• **Required work**
Copy out every line containing the word "profile".

==========

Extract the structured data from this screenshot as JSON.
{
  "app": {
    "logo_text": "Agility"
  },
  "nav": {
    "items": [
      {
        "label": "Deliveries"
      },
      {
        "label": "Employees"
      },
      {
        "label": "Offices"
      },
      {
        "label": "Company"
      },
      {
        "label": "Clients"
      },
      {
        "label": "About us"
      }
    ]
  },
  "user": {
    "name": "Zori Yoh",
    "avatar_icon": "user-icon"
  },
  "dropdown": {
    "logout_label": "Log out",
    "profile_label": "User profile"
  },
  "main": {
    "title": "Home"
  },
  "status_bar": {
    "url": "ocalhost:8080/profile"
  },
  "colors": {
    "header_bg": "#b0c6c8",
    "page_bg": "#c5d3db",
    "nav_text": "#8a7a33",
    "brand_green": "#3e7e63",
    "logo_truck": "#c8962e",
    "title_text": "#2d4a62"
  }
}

==========

• **Complete output**
    "profile_label": "User profile"
    "url": "ocalhost:8080/profile"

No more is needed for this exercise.